**WORKING DATA**
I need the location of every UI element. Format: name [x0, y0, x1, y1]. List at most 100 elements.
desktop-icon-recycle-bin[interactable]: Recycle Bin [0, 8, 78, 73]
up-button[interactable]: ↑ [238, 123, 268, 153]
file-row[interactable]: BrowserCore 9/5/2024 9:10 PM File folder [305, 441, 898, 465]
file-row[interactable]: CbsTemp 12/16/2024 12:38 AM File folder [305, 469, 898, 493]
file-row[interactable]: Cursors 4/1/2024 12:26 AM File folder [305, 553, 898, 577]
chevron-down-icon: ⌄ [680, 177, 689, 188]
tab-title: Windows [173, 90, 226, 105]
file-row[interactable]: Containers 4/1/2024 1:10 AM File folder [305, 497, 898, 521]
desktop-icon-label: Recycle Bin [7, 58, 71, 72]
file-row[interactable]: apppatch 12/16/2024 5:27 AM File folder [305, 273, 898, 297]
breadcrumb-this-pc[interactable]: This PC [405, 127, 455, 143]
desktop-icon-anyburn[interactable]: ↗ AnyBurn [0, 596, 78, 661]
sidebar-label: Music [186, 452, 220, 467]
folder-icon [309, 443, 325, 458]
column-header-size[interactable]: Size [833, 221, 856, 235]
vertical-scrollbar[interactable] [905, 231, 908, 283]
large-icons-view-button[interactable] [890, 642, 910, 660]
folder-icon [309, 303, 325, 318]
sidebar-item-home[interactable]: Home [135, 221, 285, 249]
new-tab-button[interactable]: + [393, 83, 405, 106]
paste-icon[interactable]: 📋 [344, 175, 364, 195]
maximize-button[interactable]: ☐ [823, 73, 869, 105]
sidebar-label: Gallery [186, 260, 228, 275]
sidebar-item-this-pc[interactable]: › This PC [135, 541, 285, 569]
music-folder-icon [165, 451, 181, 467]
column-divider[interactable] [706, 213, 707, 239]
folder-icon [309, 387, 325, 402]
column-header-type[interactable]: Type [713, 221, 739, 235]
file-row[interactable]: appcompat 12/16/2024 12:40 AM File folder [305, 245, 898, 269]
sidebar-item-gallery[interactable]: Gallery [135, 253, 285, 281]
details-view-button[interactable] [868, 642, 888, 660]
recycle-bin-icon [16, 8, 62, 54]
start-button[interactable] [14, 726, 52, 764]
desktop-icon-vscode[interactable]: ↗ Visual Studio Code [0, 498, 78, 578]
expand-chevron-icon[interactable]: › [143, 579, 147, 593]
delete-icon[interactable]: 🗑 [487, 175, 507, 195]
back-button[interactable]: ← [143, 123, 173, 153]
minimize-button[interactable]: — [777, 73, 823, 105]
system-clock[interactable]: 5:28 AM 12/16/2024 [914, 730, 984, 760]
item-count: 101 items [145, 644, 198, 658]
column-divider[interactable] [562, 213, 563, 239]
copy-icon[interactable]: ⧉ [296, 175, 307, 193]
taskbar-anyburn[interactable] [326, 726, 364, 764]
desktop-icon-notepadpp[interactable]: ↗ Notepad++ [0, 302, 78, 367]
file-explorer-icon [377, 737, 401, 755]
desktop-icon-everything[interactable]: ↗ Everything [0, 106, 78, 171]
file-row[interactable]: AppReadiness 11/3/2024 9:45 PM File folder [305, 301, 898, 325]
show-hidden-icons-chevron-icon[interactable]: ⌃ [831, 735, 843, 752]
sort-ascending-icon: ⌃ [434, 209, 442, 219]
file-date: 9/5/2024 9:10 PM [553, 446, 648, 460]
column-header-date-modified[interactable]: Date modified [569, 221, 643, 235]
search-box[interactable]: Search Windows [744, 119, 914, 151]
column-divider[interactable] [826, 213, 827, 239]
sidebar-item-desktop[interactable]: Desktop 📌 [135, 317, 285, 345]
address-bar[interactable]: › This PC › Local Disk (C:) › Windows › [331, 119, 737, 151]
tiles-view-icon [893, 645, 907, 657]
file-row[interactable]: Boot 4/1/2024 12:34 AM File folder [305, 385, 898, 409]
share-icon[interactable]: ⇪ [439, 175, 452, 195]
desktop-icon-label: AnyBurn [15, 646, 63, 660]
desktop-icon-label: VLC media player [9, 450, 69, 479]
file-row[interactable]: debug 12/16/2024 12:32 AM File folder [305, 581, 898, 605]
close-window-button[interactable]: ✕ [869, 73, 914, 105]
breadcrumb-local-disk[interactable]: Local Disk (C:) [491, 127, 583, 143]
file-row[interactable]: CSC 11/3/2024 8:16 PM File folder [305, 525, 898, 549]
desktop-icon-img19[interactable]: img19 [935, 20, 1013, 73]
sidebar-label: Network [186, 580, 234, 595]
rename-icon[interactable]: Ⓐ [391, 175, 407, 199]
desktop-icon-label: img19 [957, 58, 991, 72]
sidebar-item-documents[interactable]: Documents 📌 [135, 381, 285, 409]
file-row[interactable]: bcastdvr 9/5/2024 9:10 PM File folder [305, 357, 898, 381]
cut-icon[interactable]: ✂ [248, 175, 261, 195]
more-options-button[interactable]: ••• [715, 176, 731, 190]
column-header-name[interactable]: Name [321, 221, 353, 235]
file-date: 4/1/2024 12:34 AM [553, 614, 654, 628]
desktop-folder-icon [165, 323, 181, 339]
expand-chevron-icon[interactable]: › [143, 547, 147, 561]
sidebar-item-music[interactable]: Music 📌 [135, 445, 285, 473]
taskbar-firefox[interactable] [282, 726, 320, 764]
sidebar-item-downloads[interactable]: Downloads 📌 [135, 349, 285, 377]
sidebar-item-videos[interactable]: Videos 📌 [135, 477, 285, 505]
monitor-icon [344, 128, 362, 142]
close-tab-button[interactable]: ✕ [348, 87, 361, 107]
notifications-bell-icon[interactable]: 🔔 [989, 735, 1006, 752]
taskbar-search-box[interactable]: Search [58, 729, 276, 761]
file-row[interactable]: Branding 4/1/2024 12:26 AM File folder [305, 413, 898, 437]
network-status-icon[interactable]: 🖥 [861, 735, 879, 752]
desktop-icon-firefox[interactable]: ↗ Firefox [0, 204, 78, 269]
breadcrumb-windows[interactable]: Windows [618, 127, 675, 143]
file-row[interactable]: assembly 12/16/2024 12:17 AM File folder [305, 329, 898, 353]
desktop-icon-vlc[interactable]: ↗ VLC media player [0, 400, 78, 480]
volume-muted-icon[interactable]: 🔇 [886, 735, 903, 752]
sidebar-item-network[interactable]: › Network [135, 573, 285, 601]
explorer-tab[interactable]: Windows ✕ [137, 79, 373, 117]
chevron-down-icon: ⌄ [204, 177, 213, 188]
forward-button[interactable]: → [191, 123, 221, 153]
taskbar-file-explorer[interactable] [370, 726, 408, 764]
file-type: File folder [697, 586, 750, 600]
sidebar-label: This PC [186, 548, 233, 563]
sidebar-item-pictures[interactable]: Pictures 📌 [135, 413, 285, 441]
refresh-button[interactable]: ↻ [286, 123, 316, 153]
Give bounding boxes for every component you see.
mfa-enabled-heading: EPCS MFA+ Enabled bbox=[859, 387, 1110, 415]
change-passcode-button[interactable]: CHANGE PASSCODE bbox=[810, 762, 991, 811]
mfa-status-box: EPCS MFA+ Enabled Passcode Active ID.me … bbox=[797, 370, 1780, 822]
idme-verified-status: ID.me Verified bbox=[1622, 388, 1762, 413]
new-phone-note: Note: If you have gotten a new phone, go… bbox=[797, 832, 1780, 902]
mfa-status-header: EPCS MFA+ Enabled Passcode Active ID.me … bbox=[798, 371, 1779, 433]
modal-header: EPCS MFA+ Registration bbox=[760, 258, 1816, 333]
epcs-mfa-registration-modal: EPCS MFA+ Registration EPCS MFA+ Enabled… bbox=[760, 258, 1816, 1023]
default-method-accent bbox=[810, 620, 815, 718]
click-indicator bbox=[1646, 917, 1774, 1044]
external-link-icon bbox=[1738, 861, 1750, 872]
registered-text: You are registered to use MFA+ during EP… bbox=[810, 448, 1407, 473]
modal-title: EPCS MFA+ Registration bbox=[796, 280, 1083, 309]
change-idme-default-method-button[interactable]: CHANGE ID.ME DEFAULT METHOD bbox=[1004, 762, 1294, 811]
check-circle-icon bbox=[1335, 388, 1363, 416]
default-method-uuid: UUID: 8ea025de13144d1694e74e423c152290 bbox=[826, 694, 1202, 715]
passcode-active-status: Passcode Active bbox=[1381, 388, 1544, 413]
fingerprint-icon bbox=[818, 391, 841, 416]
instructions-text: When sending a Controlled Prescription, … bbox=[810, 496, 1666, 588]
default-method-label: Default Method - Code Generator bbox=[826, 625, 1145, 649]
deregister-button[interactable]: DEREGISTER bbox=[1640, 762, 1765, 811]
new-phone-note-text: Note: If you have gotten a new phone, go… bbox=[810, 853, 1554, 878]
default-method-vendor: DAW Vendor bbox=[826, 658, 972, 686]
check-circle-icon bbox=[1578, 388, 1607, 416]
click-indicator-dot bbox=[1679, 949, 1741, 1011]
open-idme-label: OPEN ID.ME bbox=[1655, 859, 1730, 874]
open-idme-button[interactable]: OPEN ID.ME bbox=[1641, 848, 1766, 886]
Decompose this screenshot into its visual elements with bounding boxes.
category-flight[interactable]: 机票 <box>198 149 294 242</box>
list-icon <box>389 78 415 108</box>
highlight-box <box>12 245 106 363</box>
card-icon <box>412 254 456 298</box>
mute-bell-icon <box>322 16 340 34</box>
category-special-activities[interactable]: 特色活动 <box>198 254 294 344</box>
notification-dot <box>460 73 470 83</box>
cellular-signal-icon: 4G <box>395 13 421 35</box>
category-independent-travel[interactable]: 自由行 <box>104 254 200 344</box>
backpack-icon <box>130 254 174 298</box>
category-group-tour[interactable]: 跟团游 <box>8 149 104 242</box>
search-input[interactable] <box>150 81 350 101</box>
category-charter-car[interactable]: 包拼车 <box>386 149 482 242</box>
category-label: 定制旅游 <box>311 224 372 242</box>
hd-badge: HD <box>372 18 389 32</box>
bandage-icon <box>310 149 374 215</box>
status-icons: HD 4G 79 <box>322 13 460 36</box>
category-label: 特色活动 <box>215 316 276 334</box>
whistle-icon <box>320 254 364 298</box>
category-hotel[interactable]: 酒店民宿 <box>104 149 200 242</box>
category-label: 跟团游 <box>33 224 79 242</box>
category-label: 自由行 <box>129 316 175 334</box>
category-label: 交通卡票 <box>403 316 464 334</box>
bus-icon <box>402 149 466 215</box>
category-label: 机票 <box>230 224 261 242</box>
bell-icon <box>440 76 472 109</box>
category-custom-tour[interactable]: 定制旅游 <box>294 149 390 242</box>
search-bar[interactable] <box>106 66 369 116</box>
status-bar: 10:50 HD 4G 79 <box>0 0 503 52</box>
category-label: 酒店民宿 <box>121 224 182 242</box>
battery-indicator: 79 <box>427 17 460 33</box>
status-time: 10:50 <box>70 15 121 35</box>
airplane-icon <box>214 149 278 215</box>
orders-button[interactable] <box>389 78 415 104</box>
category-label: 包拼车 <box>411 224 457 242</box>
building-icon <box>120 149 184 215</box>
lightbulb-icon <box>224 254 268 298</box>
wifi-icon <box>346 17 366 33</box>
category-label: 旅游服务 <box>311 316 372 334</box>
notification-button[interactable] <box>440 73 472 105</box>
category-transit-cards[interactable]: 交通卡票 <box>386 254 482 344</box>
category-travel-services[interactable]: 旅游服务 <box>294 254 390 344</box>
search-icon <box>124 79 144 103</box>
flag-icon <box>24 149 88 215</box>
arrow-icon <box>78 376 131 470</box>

**REQUEST**
Copy the records verbatim from the start through the line containing "maximize-button[interactable]: ☐ [823, 73, 869, 105]", including both ends.

**RESULT**
I need the location of every UI element. Format: name [x0, y0, x1, y1]. List at most 100 elements.
desktop-icon-recycle-bin[interactable]: Recycle Bin [0, 8, 78, 73]
up-button[interactable]: ↑ [238, 123, 268, 153]
file-row[interactable]: BrowserCore 9/5/2024 9:10 PM File folder [305, 441, 898, 465]
file-row[interactable]: CbsTemp 12/16/2024 12:38 AM File folder [305, 469, 898, 493]
file-row[interactable]: Cursors 4/1/2024 12:26 AM File folder [305, 553, 898, 577]
chevron-down-icon: ⌄ [680, 177, 689, 188]
tab-title: Windows [173, 90, 226, 105]
file-row[interactable]: Containers 4/1/2024 1:10 AM File folder [305, 497, 898, 521]
desktop-icon-label: Recycle Bin [7, 58, 71, 72]
file-row[interactable]: apppatch 12/16/2024 5:27 AM File folder [305, 273, 898, 297]
breadcrumb-this-pc[interactable]: This PC [405, 127, 455, 143]
desktop-icon-anyburn[interactable]: ↗ AnyBurn [0, 596, 78, 661]
sidebar-label: Music [186, 452, 220, 467]
folder-icon [309, 443, 325, 458]
column-header-size[interactable]: Size [833, 221, 856, 235]
vertical-scrollbar[interactable] [905, 231, 908, 283]
large-icons-view-button[interactable] [890, 642, 910, 660]
folder-icon [309, 303, 325, 318]
sidebar-item-home[interactable]: Home [135, 221, 285, 249]
new-tab-button[interactable]: + [393, 83, 405, 106]
paste-icon[interactable]: 📋 [344, 175, 364, 195]
maximize-button[interactable]: ☐ [823, 73, 869, 105]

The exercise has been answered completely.